[BEGIN RECORDS SHOWN]
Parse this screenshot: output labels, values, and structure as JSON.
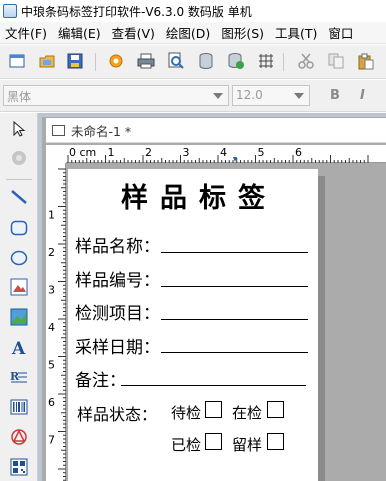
{
  "window": {
    "title": "中琅条码标签打印软件-V6.3.0 数码版 单机"
  },
  "menu": {
    "items": [
      {
        "label": "文件(F)"
      },
      {
        "label": "编辑(E)"
      },
      {
        "label": "查看(V)"
      },
      {
        "label": "绘图(D)"
      },
      {
        "label": "图形(S)"
      },
      {
        "label": "工具(T)"
      },
      {
        "label": "窗口"
      }
    ]
  },
  "toolbar": {
    "icons": [
      "new-icon",
      "open-icon",
      "save-icon",
      "settings-icon",
      "print-icon",
      "print-preview-icon",
      "database-icon",
      "database-settings-icon",
      "grid-icon",
      "cut-icon",
      "copy-icon",
      "paste-icon"
    ]
  },
  "fontbar": {
    "font_value": "黑体",
    "size_value": "12.0",
    "bold_label": "B",
    "italic_label": "I"
  },
  "tools": {
    "icons": [
      "select-icon",
      "pan-icon",
      "line-icon",
      "rounded-rect-icon",
      "ellipse-icon",
      "image-icon",
      "picture-icon",
      "text-icon",
      "rich-text-icon",
      "barcode-icon",
      "shape-icon",
      "qrcode-icon"
    ]
  },
  "document": {
    "tab_title": "未命名-1 *",
    "ruler_unit": "0 cm",
    "ruler_h_numbers": [
      "1",
      "2",
      "3",
      "4",
      "5",
      "6"
    ],
    "ruler_v_numbers": [
      "1",
      "2",
      "3",
      "4",
      "5",
      "6",
      "7"
    ]
  },
  "label": {
    "title": "样品标签",
    "fields": [
      {
        "label": "样品名称："
      },
      {
        "label": "样品编号："
      },
      {
        "label": "检测项目："
      },
      {
        "label": "采样日期："
      },
      {
        "label": "备注："
      }
    ],
    "status_label": "样品状态：",
    "status_options": [
      {
        "label": "待检"
      },
      {
        "label": "在检"
      },
      {
        "label": "已检"
      },
      {
        "label": "留样"
      }
    ]
  }
}
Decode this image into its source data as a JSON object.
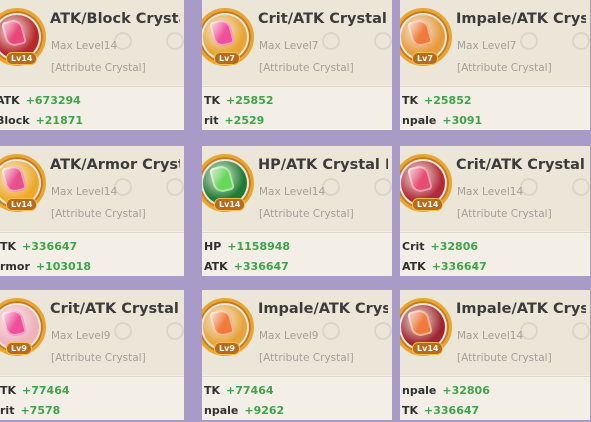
[END RECORDS SHOWN]
## OBJECTIVE
Repeat the data exactly, excluding the pictures.

## EXERCISE ANSWER
Parse this screenshot: output labels, values, and structure as JSON.
{
  "window": {
    "title": "中琅条码标签打印软件-V6.3.0 数码版 单机"
  },
  "menu": {
    "items": [
      {
        "label": "文件(F)"
      },
      {
        "label": "编辑(E)"
      },
      {
        "label": "查看(V)"
      },
      {
        "label": "绘图(D)"
      },
      {
        "label": "图形(S)"
      },
      {
        "label": "工具(T)"
      },
      {
        "label": "窗口"
      }
    ]
  },
  "toolbar": {
    "icons": [
      "new-icon",
      "open-icon",
      "save-icon",
      "settings-icon",
      "print-icon",
      "print-preview-icon",
      "database-icon",
      "database-settings-icon",
      "grid-icon",
      "cut-icon",
      "copy-icon",
      "paste-icon"
    ]
  },
  "fontbar": {
    "font_value": "黑体",
    "size_value": "12.0",
    "bold_label": "B",
    "italic_label": "I"
  },
  "tools": {
    "icons": [
      "select-icon",
      "pan-icon",
      "line-icon",
      "rounded-rect-icon",
      "ellipse-icon",
      "image-icon",
      "picture-icon",
      "text-icon",
      "rich-text-icon",
      "barcode-icon",
      "shape-icon",
      "qrcode-icon"
    ]
  },
  "document": {
    "tab_title": "未命名-1 *",
    "ruler_unit": "0 cm",
    "ruler_h_numbers": [
      "1",
      "2",
      "3",
      "4",
      "5",
      "6"
    ],
    "ruler_v_numbers": [
      "1",
      "2",
      "3",
      "4",
      "5",
      "6",
      "7"
    ]
  },
  "label": {
    "title": "样品标签",
    "fields": [
      {
        "label": "样品名称："
      },
      {
        "label": "样品编号："
      },
      {
        "label": "检测项目："
      },
      {
        "label": "采样日期："
      },
      {
        "label": "备注："
      }
    ],
    "status_label": "样品状态：",
    "status_options": [
      {
        "label": "待检"
      },
      {
        "label": "在检"
      },
      {
        "label": "已检"
      },
      {
        "label": "留样"
      }
    ]
  }
}
Decode this image into its source data as a JSON object.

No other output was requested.